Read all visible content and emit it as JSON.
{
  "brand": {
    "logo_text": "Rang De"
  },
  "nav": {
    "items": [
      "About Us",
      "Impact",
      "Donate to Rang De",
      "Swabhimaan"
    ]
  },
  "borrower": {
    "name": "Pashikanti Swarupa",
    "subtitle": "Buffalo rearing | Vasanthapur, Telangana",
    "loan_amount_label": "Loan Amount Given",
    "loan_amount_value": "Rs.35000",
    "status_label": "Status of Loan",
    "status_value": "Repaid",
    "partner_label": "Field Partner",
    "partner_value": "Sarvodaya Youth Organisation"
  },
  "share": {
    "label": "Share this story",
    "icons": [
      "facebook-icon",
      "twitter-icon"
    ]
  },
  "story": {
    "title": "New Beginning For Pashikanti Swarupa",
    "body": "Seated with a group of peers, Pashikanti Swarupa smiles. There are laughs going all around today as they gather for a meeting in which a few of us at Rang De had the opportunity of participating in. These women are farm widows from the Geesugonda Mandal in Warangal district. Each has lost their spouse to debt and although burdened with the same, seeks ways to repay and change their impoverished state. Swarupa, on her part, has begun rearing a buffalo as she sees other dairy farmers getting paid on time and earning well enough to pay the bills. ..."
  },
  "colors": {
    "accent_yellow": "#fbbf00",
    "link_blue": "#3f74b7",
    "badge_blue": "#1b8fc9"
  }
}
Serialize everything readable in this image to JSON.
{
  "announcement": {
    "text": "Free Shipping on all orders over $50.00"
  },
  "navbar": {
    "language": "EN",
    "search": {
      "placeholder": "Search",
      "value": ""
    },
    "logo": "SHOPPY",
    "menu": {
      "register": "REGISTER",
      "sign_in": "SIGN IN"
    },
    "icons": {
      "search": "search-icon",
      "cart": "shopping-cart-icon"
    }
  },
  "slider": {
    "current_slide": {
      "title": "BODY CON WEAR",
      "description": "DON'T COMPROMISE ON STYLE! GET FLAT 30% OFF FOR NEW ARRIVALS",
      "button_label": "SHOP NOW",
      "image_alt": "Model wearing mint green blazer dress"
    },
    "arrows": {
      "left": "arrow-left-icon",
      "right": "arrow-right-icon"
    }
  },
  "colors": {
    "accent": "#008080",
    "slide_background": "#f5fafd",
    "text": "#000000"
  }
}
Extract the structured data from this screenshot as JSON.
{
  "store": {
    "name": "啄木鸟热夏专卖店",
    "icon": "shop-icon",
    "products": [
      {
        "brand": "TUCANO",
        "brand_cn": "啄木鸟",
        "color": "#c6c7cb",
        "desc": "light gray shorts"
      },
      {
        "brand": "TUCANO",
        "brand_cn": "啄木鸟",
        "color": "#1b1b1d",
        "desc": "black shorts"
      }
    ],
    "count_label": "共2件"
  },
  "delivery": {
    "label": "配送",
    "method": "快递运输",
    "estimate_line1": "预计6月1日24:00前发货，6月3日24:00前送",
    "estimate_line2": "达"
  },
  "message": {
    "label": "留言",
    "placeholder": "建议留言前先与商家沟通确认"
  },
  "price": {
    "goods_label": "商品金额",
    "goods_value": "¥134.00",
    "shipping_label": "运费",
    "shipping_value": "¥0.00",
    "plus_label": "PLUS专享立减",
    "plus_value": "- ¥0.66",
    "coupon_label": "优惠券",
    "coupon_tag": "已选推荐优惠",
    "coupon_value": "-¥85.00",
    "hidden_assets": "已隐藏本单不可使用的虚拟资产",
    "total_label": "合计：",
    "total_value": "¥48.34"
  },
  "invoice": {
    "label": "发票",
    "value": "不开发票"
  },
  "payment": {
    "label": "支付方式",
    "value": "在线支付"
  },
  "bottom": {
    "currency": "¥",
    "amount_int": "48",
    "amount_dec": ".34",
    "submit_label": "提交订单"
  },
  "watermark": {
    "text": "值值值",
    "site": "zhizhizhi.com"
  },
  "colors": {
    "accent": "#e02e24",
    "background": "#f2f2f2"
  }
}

☆ ☆ ☆ ☆

* WRITTEN TASK:
Copy each record from above without leaving any out.

* EXERCISE SOLUTION:
Read all visible content and emit it as JSON.
{
  "brand": {
    "logo_text": "Rang De"
  },
  "nav": {
    "items": [
      "About Us",
      "Impact",
      "Donate to Rang De",
      "Swabhimaan"
    ]
  },
  "borrower": {
    "name": "Pashikanti Swarupa",
    "subtitle": "Buffalo rearing | Vasanthapur, Telangana",
    "loan_amount_label": "Loan Amount Given",
    "loan_amount_value": "Rs.35000",
    "status_label": "Status of Loan",
    "status_value": "Repaid",
    "partner_label": "Field Partner",
    "partner_value": "Sarvodaya Youth Organisation"
  },
  "share": {
    "label": "Share this story",
    "icons": [
      "facebook-icon",
      "twitter-icon"
    ]
  },
  "story": {
    "title": "New Beginning For Pashikanti Swarupa",
    "body": "Seated with a group of peers, Pashikanti Swarupa smiles. There are laughs going all around today as they gather for a meeting in which a few of us at Rang De had the opportunity of participating in. These women are farm widows from the Geesugonda Mandal in Warangal district. Each has lost their spouse to debt and although burdened with the same, seeks ways to repay and change their impoverished state. Swarupa, on her part, has begun rearing a buffalo as she sees other dairy farmers getting paid on time and earning well enough to pay the bills. ..."
  },
  "colors": {
    "accent_yellow": "#fbbf00",
    "link_blue": "#3f74b7",
    "badge_blue": "#1b8fc9"
  }
}
Serialize everything readable in this image to JSON.
{
  "announcement": {
    "text": "Free Shipping on all orders over $50.00"
  },
  "navbar": {
    "language": "EN",
    "search": {
      "placeholder": "Search",
      "value": ""
    },
    "logo": "SHOPPY",
    "menu": {
      "register": "REGISTER",
      "sign_in": "SIGN IN"
    },
    "icons": {
      "search": "search-icon",
      "cart": "shopping-cart-icon"
    }
  },
  "slider": {
    "current_slide": {
      "title": "BODY CON WEAR",
      "description": "DON'T COMPROMISE ON STYLE! GET FLAT 30% OFF FOR NEW ARRIVALS",
      "button_label": "SHOP NOW",
      "image_alt": "Model wearing mint green blazer dress"
    },
    "arrows": {
      "left": "arrow-left-icon",
      "right": "arrow-right-icon"
    }
  },
  "colors": {
    "accent": "#008080",
    "slide_background": "#f5fafd",
    "text": "#000000"
  }
}
Extract the structured data from this screenshot as JSON.
{
  "store": {
    "name": "啄木鸟热夏专卖店",
    "icon": "shop-icon",
    "products": [
      {
        "brand": "TUCANO",
        "brand_cn": "啄木鸟",
        "color": "#c6c7cb",
        "desc": "light gray shorts"
      },
      {
        "brand": "TUCANO",
        "brand_cn": "啄木鸟",
        "color": "#1b1b1d",
        "desc": "black shorts"
      }
    ],
    "count_label": "共2件"
  },
  "delivery": {
    "label": "配送",
    "method": "快递运输",
    "estimate_line1": "预计6月1日24:00前发货，6月3日24:00前送",
    "estimate_line2": "达"
  },
  "message": {
    "label": "留言",
    "placeholder": "建议留言前先与商家沟通确认"
  },
  "price": {
    "goods_label": "商品金额",
    "goods_value": "¥134.00",
    "shipping_label": "运费",
    "shipping_value": "¥0.00",
    "plus_label": "PLUS专享立减",
    "plus_value": "- ¥0.66",
    "coupon_label": "优惠券",
    "coupon_tag": "已选推荐优惠",
    "coupon_value": "-¥85.00",
    "hidden_assets": "已隐藏本单不可使用的虚拟资产",
    "total_label": "合计：",
    "total_value": "¥48.34"
  },
  "invoice": {
    "label": "发票",
    "value": "不开发票"
  },
  "payment": {
    "label": "支付方式",
    "value": "在线支付"
  },
  "bottom": {
    "currency": "¥",
    "amount_int": "48",
    "amount_dec": ".34",
    "submit_label": "提交订单"
  },
  "watermark": {
    "text": "值值值",
    "site": "zhizhizhi.com"
  },
  "colors": {
    "accent": "#e02e24",
    "background": "#f2f2f2"
  }
}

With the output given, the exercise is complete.